_WHAT TO DO_.
Copy all of the records below verbatim.

_RECORDS_.
════════
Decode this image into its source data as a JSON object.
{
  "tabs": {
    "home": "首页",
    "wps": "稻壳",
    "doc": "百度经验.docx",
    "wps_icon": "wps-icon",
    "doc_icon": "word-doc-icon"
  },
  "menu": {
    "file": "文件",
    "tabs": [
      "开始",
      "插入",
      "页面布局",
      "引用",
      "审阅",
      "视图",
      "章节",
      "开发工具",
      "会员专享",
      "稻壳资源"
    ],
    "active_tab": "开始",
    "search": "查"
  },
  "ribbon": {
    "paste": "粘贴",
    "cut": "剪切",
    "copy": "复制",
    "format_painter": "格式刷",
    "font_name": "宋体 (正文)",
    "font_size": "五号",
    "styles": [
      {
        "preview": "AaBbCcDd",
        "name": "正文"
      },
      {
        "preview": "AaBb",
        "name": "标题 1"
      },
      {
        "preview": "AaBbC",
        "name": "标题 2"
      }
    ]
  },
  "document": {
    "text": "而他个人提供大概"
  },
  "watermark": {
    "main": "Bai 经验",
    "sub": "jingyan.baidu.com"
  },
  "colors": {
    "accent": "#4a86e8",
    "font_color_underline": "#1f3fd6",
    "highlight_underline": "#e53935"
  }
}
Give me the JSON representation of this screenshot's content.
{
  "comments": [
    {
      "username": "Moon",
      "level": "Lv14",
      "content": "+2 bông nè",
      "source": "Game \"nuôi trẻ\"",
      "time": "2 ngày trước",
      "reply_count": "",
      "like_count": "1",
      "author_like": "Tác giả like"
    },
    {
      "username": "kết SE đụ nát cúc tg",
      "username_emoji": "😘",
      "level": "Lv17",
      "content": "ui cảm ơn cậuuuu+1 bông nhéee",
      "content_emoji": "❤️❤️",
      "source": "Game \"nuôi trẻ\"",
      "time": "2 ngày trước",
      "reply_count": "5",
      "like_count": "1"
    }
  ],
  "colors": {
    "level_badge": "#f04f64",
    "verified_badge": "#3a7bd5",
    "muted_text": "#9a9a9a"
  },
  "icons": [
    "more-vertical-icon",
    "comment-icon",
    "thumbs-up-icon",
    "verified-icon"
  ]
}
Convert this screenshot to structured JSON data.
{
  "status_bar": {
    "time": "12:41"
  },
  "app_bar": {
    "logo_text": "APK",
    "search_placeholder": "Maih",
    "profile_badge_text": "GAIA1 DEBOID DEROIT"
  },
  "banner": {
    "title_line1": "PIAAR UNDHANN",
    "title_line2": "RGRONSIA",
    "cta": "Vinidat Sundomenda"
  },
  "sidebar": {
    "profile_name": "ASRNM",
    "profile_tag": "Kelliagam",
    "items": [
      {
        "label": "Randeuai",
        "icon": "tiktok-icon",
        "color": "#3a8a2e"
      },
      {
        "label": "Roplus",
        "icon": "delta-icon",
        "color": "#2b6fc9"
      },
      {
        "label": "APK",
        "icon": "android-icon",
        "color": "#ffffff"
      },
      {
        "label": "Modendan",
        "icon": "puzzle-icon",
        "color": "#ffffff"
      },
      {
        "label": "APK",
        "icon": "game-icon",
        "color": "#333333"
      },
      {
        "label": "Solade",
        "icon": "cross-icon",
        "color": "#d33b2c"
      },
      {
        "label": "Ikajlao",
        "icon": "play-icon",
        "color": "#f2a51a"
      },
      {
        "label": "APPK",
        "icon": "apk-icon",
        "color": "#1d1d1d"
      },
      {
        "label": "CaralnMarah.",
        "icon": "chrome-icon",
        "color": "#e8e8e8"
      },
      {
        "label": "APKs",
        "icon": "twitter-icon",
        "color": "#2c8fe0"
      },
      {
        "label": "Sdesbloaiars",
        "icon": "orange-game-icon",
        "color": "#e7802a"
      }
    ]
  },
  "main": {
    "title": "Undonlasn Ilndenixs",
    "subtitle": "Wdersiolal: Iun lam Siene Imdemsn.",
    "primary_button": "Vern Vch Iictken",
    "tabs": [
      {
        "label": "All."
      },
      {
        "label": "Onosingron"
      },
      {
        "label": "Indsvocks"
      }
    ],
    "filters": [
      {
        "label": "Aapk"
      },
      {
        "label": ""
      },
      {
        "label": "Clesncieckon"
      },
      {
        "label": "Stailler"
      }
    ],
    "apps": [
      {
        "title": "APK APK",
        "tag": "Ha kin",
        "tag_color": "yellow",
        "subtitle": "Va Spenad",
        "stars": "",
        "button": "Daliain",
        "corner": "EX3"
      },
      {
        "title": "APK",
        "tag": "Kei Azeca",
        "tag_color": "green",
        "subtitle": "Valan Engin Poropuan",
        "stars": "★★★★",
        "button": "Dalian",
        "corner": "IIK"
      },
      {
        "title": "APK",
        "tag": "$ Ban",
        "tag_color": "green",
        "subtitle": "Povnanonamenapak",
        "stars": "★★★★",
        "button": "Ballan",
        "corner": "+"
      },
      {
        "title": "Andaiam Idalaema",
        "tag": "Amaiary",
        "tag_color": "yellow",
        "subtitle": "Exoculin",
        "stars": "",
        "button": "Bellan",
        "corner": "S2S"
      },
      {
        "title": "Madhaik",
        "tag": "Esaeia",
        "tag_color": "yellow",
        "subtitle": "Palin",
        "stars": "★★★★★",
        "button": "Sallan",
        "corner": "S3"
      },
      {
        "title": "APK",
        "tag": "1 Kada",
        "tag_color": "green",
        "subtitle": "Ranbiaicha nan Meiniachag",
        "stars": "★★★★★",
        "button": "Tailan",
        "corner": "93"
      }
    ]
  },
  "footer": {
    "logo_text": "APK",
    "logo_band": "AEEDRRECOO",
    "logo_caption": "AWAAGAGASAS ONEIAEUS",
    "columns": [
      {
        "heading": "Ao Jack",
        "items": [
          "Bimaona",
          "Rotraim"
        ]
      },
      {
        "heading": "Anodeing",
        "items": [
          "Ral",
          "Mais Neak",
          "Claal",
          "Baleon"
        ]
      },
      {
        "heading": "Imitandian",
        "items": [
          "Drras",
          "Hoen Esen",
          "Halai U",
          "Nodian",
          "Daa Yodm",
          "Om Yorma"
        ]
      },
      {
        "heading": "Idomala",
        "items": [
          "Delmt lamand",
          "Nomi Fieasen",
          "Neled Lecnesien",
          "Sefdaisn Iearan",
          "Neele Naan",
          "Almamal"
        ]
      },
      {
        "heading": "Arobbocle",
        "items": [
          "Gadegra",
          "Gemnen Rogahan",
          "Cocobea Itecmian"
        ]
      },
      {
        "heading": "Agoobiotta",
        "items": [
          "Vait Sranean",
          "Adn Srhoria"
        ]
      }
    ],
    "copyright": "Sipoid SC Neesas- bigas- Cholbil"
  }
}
════════
_RESULT FOR THIS TASK_.
Decode this image into its source data as a JSON object.
{
  "tabs": {
    "home": "首页",
    "wps": "稻壳",
    "doc": "百度经验.docx",
    "wps_icon": "wps-icon",
    "doc_icon": "word-doc-icon"
  },
  "menu": {
    "file": "文件",
    "tabs": [
      "开始",
      "插入",
      "页面布局",
      "引用",
      "审阅",
      "视图",
      "章节",
      "开发工具",
      "会员专享",
      "稻壳资源"
    ],
    "active_tab": "开始",
    "search": "查"
  },
  "ribbon": {
    "paste": "粘贴",
    "cut": "剪切",
    "copy": "复制",
    "format_painter": "格式刷",
    "font_name": "宋体 (正文)",
    "font_size": "五号",
    "styles": [
      {
        "preview": "AaBbCcDd",
        "name": "正文"
      },
      {
        "preview": "AaBb",
        "name": "标题 1"
      },
      {
        "preview": "AaBbC",
        "name": "标题 2"
      }
    ]
  },
  "document": {
    "text": "而他个人提供大概"
  },
  "watermark": {
    "main": "Bai 经验",
    "sub": "jingyan.baidu.com"
  },
  "colors": {
    "accent": "#4a86e8",
    "font_color_underline": "#1f3fd6",
    "highlight_underline": "#e53935"
  }
}
Give me the JSON representation of this screenshot's content.
{
  "comments": [
    {
      "username": "Moon",
      "level": "Lv14",
      "content": "+2 bông nè",
      "source": "Game \"nuôi trẻ\"",
      "time": "2 ngày trước",
      "reply_count": "",
      "like_count": "1",
      "author_like": "Tác giả like"
    },
    {
      "username": "kết SE đụ nát cúc tg",
      "username_emoji": "😘",
      "level": "Lv17",
      "content": "ui cảm ơn cậuuuu+1 bông nhéee",
      "content_emoji": "❤️❤️",
      "source": "Game \"nuôi trẻ\"",
      "time": "2 ngày trước",
      "reply_count": "5",
      "like_count": "1"
    }
  ],
  "colors": {
    "level_badge": "#f04f64",
    "verified_badge": "#3a7bd5",
    "muted_text": "#9a9a9a"
  },
  "icons": [
    "more-vertical-icon",
    "comment-icon",
    "thumbs-up-icon",
    "verified-icon"
  ]
}
Convert this screenshot to structured JSON data.
{
  "status_bar": {
    "time": "12:41"
  },
  "app_bar": {
    "logo_text": "APK",
    "search_placeholder": "Maih",
    "profile_badge_text": "GAIA1 DEBOID DEROIT"
  },
  "banner": {
    "title_line1": "PIAAR UNDHANN",
    "title_line2": "RGRONSIA",
    "cta": "Vinidat Sundomenda"
  },
  "sidebar": {
    "profile_name": "ASRNM",
    "profile_tag": "Kelliagam",
    "items": [
      {
        "label": "Randeuai",
        "icon": "tiktok-icon",
        "color": "#3a8a2e"
      },
      {
        "label": "Roplus",
        "icon": "delta-icon",
        "color": "#2b6fc9"
      },
      {
        "label": "APK",
        "icon": "android-icon",
        "color": "#ffffff"
      },
      {
        "label": "Modendan",
        "icon": "puzzle-icon",
        "color": "#ffffff"
      },
      {
        "label": "APK",
        "icon": "game-icon",
        "color": "#333333"
      },
      {
        "label": "Solade",
        "icon": "cross-icon",
        "color": "#d33b2c"
      },
      {
        "label": "Ikajlao",
        "icon": "play-icon",
        "color": "#f2a51a"
      },
      {
        "label": "APPK",
        "icon": "apk-icon",
        "color": "#1d1d1d"
      },
      {
        "label": "CaralnMarah.",
        "icon": "chrome-icon",
        "color": "#e8e8e8"
      },
      {
        "label": "APKs",
        "icon": "twitter-icon",
        "color": "#2c8fe0"
      },
      {
        "label": "Sdesbloaiars",
        "icon": "orange-game-icon",
        "color": "#e7802a"
      }
    ]
  },
  "main": {
    "title": "Undonlasn Ilndenixs",
    "subtitle": "Wdersiolal: Iun lam Siene Imdemsn.",
    "primary_button": "Vern Vch Iictken",
    "tabs": [
      {
        "label": "All."
      },
      {
        "label": "Onosingron"
      },
      {
        "label": "Indsvocks"
      }
    ],
    "filters": [
      {
        "label": "Aapk"
      },
      {
        "label": ""
      },
      {
        "label": "Clesncieckon"
      },
      {
        "label": "Stailler"
      }
    ],
    "apps": [
      {
        "title": "APK APK",
        "tag": "Ha kin",
        "tag_color": "yellow",
        "subtitle": "Va Spenad",
        "stars": "",
        "button": "Daliain",
        "corner": "EX3"
      },
      {
        "title": "APK",
        "tag": "Kei Azeca",
        "tag_color": "green",
        "subtitle": "Valan Engin Poropuan",
        "stars": "★★★★",
        "button": "Dalian",
        "corner": "IIK"
      },
      {
        "title": "APK",
        "tag": "$ Ban",
        "tag_color": "green",
        "subtitle": "Povnanonamenapak",
        "stars": "★★★★",
        "button": "Ballan",
        "corner": "+"
      },
      {
        "title": "Andaiam Idalaema",
        "tag": "Amaiary",
        "tag_color": "yellow",
        "subtitle": "Exoculin",
        "stars": "",
        "button": "Bellan",
        "corner": "S2S"
      },
      {
        "title": "Madhaik",
        "tag": "Esaeia",
        "tag_color": "yellow",
        "subtitle": "Palin",
        "stars": "★★★★★",
        "button": "Sallan",
        "corner": "S3"
      },
      {
        "title": "APK",
        "tag": "1 Kada",
        "tag_color": "green",
        "subtitle": "Ranbiaicha nan Meiniachag",
        "stars": "★★★★★",
        "button": "Tailan",
        "corner": "93"
      }
    ]
  },
  "footer": {
    "logo_text": "APK",
    "logo_band": "AEEDRRECOO",
    "logo_caption": "AWAAGAGASAS ONEIAEUS",
    "columns": [
      {
        "heading": "Ao Jack",
        "items": [
          "Bimaona",
          "Rotraim"
        ]
      },
      {
        "heading": "Anodeing",
        "items": [
          "Ral",
          "Mais Neak",
          "Claal",
          "Baleon"
        ]
      },
      {
        "heading": "Imitandian",
        "items": [
          "Drras",
          "Hoen Esen",
          "Halai U",
          "Nodian",
          "Daa Yodm",
          "Om Yorma"
        ]
      },
      {
        "heading": "Idomala",
        "items": [
          "Delmt lamand",
          "Nomi Fieasen",
          "Neled Lecnesien",
          "Sefdaisn Iearan",
          "Neele Naan",
          "Almamal"
        ]
      },
      {
        "heading": "Arobbocle",
        "items": [
          "Gadegra",
          "Gemnen Rogahan",
          "Cocobea Itecmian"
        ]
      },
      {
        "heading": "Agoobiotta",
        "items": [
          "Vait Sranean",
          "Adn Srhoria"
        ]
      }
    ],
    "copyright": "Sipoid SC Neesas- bigas- Cholbil"
  }
}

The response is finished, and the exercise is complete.